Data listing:
==*==
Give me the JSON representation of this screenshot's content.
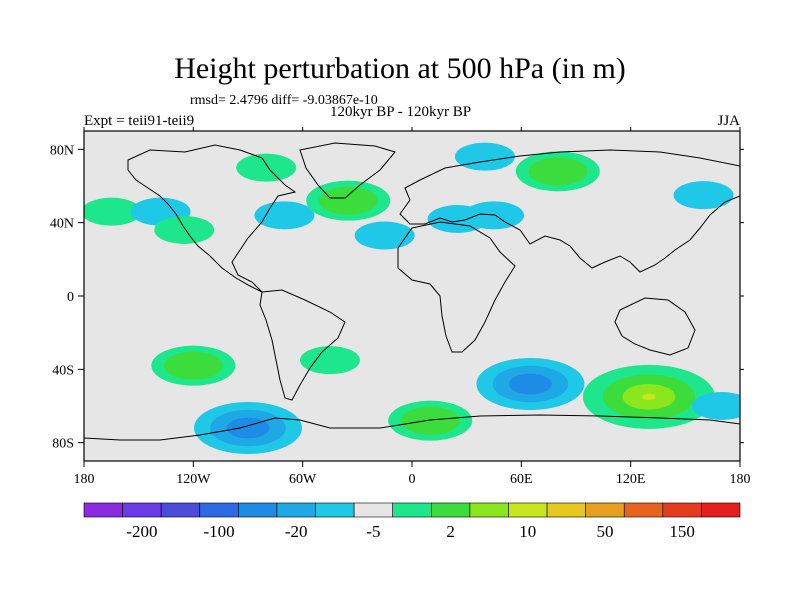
{
  "title": "Height perturbation at 500 hPa (in m)",
  "stats_text": "rmsd= 2.4796 diff= -9.03867e-10",
  "experiment_text": "Expt = teii91-teii9",
  "period_text": "120kyr BP - 120kyr BP",
  "season": "JJA",
  "map": {
    "projection": "cylindrical equidistant",
    "lon_range": [
      -180,
      180
    ],
    "lat_range": [
      -90,
      90
    ],
    "background_color": "#e6e6e6",
    "coastline_color": "#000000",
    "lon_ticks": [
      {
        "value": -180,
        "label": "180"
      },
      {
        "value": -120,
        "label": "120W"
      },
      {
        "value": -60,
        "label": "60W"
      },
      {
        "value": 0,
        "label": "0"
      },
      {
        "value": 60,
        "label": "60E"
      },
      {
        "value": 120,
        "label": "120E"
      },
      {
        "value": 180,
        "label": "180"
      }
    ],
    "lat_ticks": [
      {
        "value": 80,
        "label": "80N"
      },
      {
        "value": 40,
        "label": "40N"
      },
      {
        "value": 0,
        "label": "0"
      },
      {
        "value": -40,
        "label": "40S"
      },
      {
        "value": -80,
        "label": "80S"
      }
    ]
  },
  "colorbar": {
    "colors": [
      "#8a2be2",
      "#6a3be6",
      "#4b4bdc",
      "#2d6ae6",
      "#1e8ce6",
      "#1ea8e6",
      "#1ec8e6",
      "#e6e6e6",
      "#1ee68c",
      "#3cdc3c",
      "#8ce61e",
      "#c8e61e",
      "#e6c81e",
      "#e6a01e",
      "#e6641e",
      "#e63c1e",
      "#e61e1e"
    ],
    "labels": [
      "-200",
      "-100",
      "-20",
      "-5",
      "2",
      "10",
      "50",
      "150"
    ]
  },
  "chart_data": {
    "type": "heatmap",
    "variable": "Height perturbation at 500 hPa",
    "units": "m",
    "features": [
      {
        "lon": -165,
        "lat": 46,
        "value": 5,
        "level": "positive"
      },
      {
        "lon": -138,
        "lat": 46,
        "value": -5,
        "level": "negative"
      },
      {
        "lon": -125,
        "lat": 36,
        "value": 5,
        "level": "positive"
      },
      {
        "lon": -80,
        "lat": 70,
        "value": 5,
        "level": "positive"
      },
      {
        "lon": -70,
        "lat": 44,
        "value": -5,
        "level": "negative"
      },
      {
        "lon": -35,
        "lat": 52,
        "value": 10,
        "level": "positive"
      },
      {
        "lon": -15,
        "lat": 33,
        "value": -5,
        "level": "negative"
      },
      {
        "lon": 25,
        "lat": 42,
        "value": -5,
        "level": "negative"
      },
      {
        "lon": 45,
        "lat": 44,
        "value": -5,
        "level": "negative"
      },
      {
        "lon": 40,
        "lat": 76,
        "value": -5,
        "level": "negative"
      },
      {
        "lon": 80,
        "lat": 68,
        "value": 10,
        "level": "positive"
      },
      {
        "lon": 160,
        "lat": 55,
        "value": -5,
        "level": "negative"
      },
      {
        "lon": -120,
        "lat": -38,
        "value": 10,
        "level": "positive"
      },
      {
        "lon": -45,
        "lat": -35,
        "value": 5,
        "level": "positive"
      },
      {
        "lon": -90,
        "lat": -72,
        "value": -20,
        "level": "negative"
      },
      {
        "lon": 10,
        "lat": -68,
        "value": 10,
        "level": "positive"
      },
      {
        "lon": 65,
        "lat": -48,
        "value": -20,
        "level": "negative"
      },
      {
        "lon": 130,
        "lat": -55,
        "value": 50,
        "level": "positive"
      },
      {
        "lon": 170,
        "lat": -60,
        "value": -5,
        "level": "negative"
      }
    ]
  }
}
==*==
## [SHORT EXERCISE]
Search the records for the string "perturbation" and return every line in which it occurs.

## [REPLY TO THE EXERCISE]
  "title": "Height perturbation at 500 hPa (in m)",
    "variable": "Height perturbation at 500 hPa",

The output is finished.